REQUEST.
Write out all the entries word for word, but skip any images.

>>>>

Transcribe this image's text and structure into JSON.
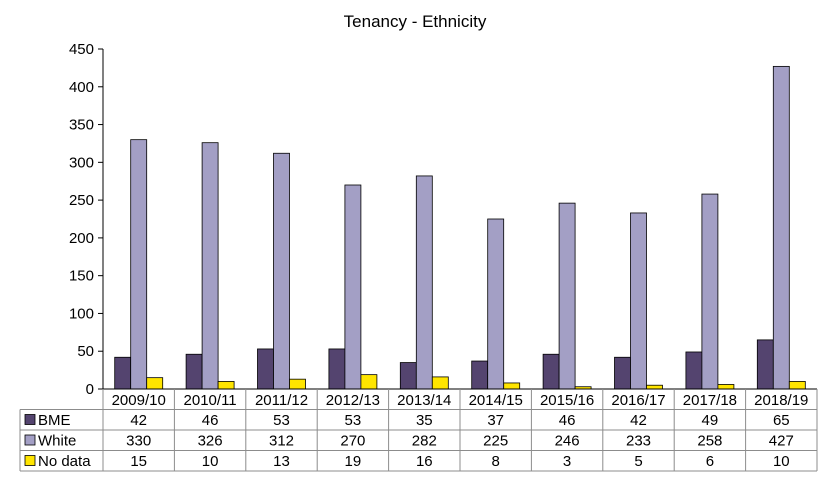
{
  "chart_data": {
    "type": "bar",
    "title": "Tenancy - Ethnicity",
    "categories": [
      "2009/10",
      "2010/11",
      "2011/12",
      "2012/13",
      "2013/14",
      "2014/15",
      "2015/16",
      "2016/17",
      "2017/18",
      "2018/19"
    ],
    "series": [
      {
        "name": "BME",
        "color": "#54446f",
        "values": [
          42,
          46,
          53,
          53,
          35,
          37,
          46,
          42,
          49,
          65
        ]
      },
      {
        "name": "White",
        "color": "#a39fc5",
        "values": [
          330,
          326,
          312,
          270,
          282,
          225,
          246,
          233,
          258,
          427
        ]
      },
      {
        "name": "No data",
        "color": "#ffe500",
        "values": [
          15,
          10,
          13,
          19,
          16,
          8,
          3,
          5,
          6,
          10
        ]
      }
    ],
    "ylim": [
      0,
      450
    ],
    "yticks": [
      0,
      50,
      100,
      150,
      200,
      250,
      300,
      350,
      400,
      450
    ],
    "grid": false,
    "legend": "data-table-below"
  }
}
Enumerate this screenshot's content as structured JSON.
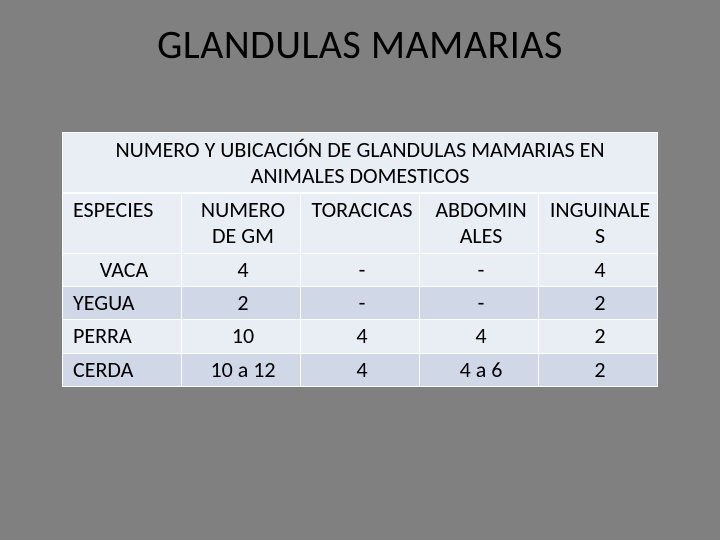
{
  "page_title": "GLANDULAS MAMARIAS",
  "table": {
    "type": "table",
    "title": "NUMERO Y UBICACIÓN DE GLANDULAS MAMARIAS EN ANIMALES DOMESTICOS",
    "columns": [
      "ESPECIES",
      "NUMERO DE GM",
      "TORACICAS",
      "ABDOMINALES",
      "INGUINALES"
    ],
    "rows": [
      [
        "VACA",
        "4",
        "-",
        "-",
        "4"
      ],
      [
        "YEGUA",
        "2",
        "-",
        "-",
        "2"
      ],
      [
        "PERRA",
        "10",
        "4",
        "4",
        "2"
      ],
      [
        "CERDA",
        "10 a 12",
        "4",
        "4 a 6",
        "2"
      ]
    ],
    "colors": {
      "slide_background": "#808080",
      "band_a": "#e9edf4",
      "band_b": "#d0d8e8",
      "border": "#ffffff",
      "text": "#000000"
    },
    "font": {
      "title_size_pt": 40,
      "table_title_size_pt": 22,
      "cell_size_pt": 22,
      "family": "Calibri"
    },
    "column_widths_pct": [
      20,
      20,
      20,
      20,
      20
    ],
    "row_banding": [
      "a",
      "b",
      "a",
      "b"
    ]
  }
}
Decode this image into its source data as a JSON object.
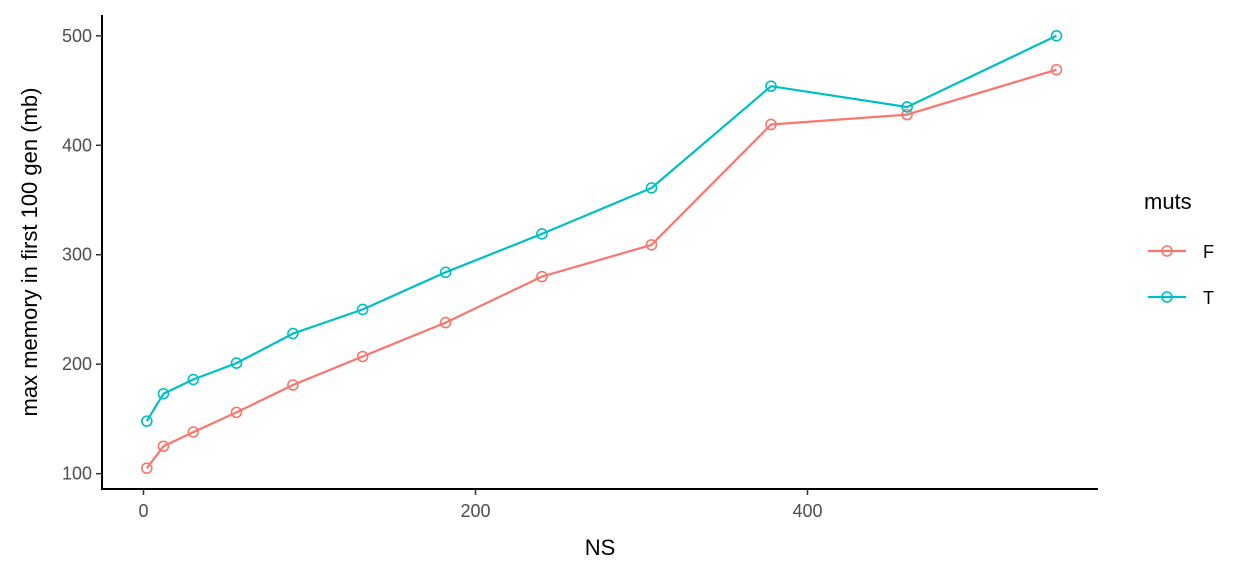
{
  "chart_data": {
    "type": "line",
    "xlabel": "NS",
    "ylabel": "max memory in first 100 gen (mb)",
    "xlim": [
      -25,
      575
    ],
    "ylim": [
      86,
      519
    ],
    "x_ticks": [
      0,
      200,
      400
    ],
    "y_ticks": [
      100,
      200,
      300,
      400,
      500
    ],
    "grid": false,
    "legend": {
      "title": "muts",
      "position": "right",
      "entries": [
        "F",
        "T"
      ]
    },
    "series": [
      {
        "name": "F",
        "color": "#F8766D",
        "x": [
          2,
          12,
          30,
          56,
          90,
          132,
          182,
          240,
          306,
          378,
          460,
          550
        ],
        "y": [
          105,
          125,
          138,
          156,
          181,
          207,
          238,
          280,
          309,
          419,
          428,
          469
        ]
      },
      {
        "name": "T",
        "color": "#00BFC4",
        "x": [
          2,
          12,
          30,
          56,
          90,
          132,
          182,
          240,
          306,
          378,
          460,
          550
        ],
        "y": [
          148,
          173,
          186,
          201,
          228,
          250,
          284,
          319,
          361,
          454,
          435,
          500
        ]
      }
    ]
  }
}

<<<<

EXERCISE SOLUTION.
Transcribe this image's text and structure into JSON.
{
  "chart_data": {
    "type": "bar",
    "title": "Tenancy - Ethnicity",
    "categories": [
      "2009/10",
      "2010/11",
      "2011/12",
      "2012/13",
      "2013/14",
      "2014/15",
      "2015/16",
      "2016/17",
      "2017/18",
      "2018/19"
    ],
    "series": [
      {
        "name": "BME",
        "color": "#54446f",
        "values": [
          42,
          46,
          53,
          53,
          35,
          37,
          46,
          42,
          49,
          65
        ]
      },
      {
        "name": "White",
        "color": "#a39fc5",
        "values": [
          330,
          326,
          312,
          270,
          282,
          225,
          246,
          233,
          258,
          427
        ]
      },
      {
        "name": "No data",
        "color": "#ffe500",
        "values": [
          15,
          10,
          13,
          19,
          16,
          8,
          3,
          5,
          6,
          10
        ]
      }
    ],
    "ylim": [
      0,
      450
    ],
    "yticks": [
      0,
      50,
      100,
      150,
      200,
      250,
      300,
      350,
      400,
      450
    ],
    "grid": false,
    "legend": "data-table-below"
  }
}
Enumerate this screenshot's content as structured JSON.
{
  "page_title": "GLANDULAS MAMARIAS",
  "table": {
    "type": "table",
    "title": "NUMERO Y UBICACIÓN DE GLANDULAS MAMARIAS EN ANIMALES DOMESTICOS",
    "columns": [
      "ESPECIES",
      "NUMERO DE GM",
      "TORACICAS",
      "ABDOMINALES",
      "INGUINALES"
    ],
    "rows": [
      [
        "VACA",
        "4",
        "-",
        "-",
        "4"
      ],
      [
        "YEGUA",
        "2",
        "-",
        "-",
        "2"
      ],
      [
        "PERRA",
        "10",
        "4",
        "4",
        "2"
      ],
      [
        "CERDA",
        "10 a 12",
        "4",
        "4 a 6",
        "2"
      ]
    ],
    "colors": {
      "slide_background": "#808080",
      "band_a": "#e9edf4",
      "band_b": "#d0d8e8",
      "border": "#ffffff",
      "text": "#000000"
    },
    "font": {
      "title_size_pt": 40,
      "table_title_size_pt": 22,
      "cell_size_pt": 22,
      "family": "Calibri"
    },
    "column_widths_pct": [
      20,
      20,
      20,
      20,
      20
    ],
    "row_banding": [
      "a",
      "b",
      "a",
      "b"
    ]
  }
}
Decode this image into its source data as a JSON object.
{
  "chart_data": {
    "type": "line",
    "xlabel": "NS",
    "ylabel": "max memory in first 100 gen (mb)",
    "xlim": [
      -25,
      575
    ],
    "ylim": [
      86,
      519
    ],
    "x_ticks": [
      0,
      200,
      400
    ],
    "y_ticks": [
      100,
      200,
      300,
      400,
      500
    ],
    "grid": false,
    "legend": {
      "title": "muts",
      "position": "right",
      "entries": [
        "F",
        "T"
      ]
    },
    "series": [
      {
        "name": "F",
        "color": "#F8766D",
        "x": [
          2,
          12,
          30,
          56,
          90,
          132,
          182,
          240,
          306,
          378,
          460,
          550
        ],
        "y": [
          105,
          125,
          138,
          156,
          181,
          207,
          238,
          280,
          309,
          419,
          428,
          469
        ]
      },
      {
        "name": "T",
        "color": "#00BFC4",
        "x": [
          2,
          12,
          30,
          56,
          90,
          132,
          182,
          240,
          306,
          378,
          460,
          550
        ],
        "y": [
          148,
          173,
          186,
          201,
          228,
          250,
          284,
          319,
          361,
          454,
          435,
          500
        ]
      }
    ]
  }
}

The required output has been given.